What you should do:
Restate the full set of records exactly, word for word.
___
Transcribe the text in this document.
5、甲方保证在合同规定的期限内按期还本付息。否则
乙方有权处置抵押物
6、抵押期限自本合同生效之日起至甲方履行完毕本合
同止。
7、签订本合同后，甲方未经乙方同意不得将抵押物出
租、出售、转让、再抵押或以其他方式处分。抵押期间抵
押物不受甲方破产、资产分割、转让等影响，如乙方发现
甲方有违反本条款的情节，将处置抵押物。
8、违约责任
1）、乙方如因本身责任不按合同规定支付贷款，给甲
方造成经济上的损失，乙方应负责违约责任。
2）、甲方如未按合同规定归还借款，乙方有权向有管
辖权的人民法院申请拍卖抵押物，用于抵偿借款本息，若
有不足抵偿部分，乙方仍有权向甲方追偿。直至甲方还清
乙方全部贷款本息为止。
___
Output:
Transcribe the text in this document.
5、甲方保证在合同规定的期限内按期还本付息。否则
乙方有权处置抵押物
6、抵押期限自本合同生效之日起至甲方履行完毕本合
同止。
7、签订本合同后，甲方未经乙方同意不得将抵押物出
租、出售、转让、再抵押或以其他方式处分。抵押期间抵
押物不受甲方破产、资产分割、转让等影响，如乙方发现
甲方有违反本条款的情节，将处置抵押物。
8、违约责任
1）、乙方如因本身责任不按合同规定支付贷款，给甲
方造成经济上的损失，乙方应负责违约责任。
2）、甲方如未按合同规定归还借款，乙方有权向有管
辖权的人民法院申请拍卖抵押物，用于抵偿借款本息，若
有不足抵偿部分，乙方仍有权向甲方追偿。直至甲方还清
乙方全部贷款本息为止。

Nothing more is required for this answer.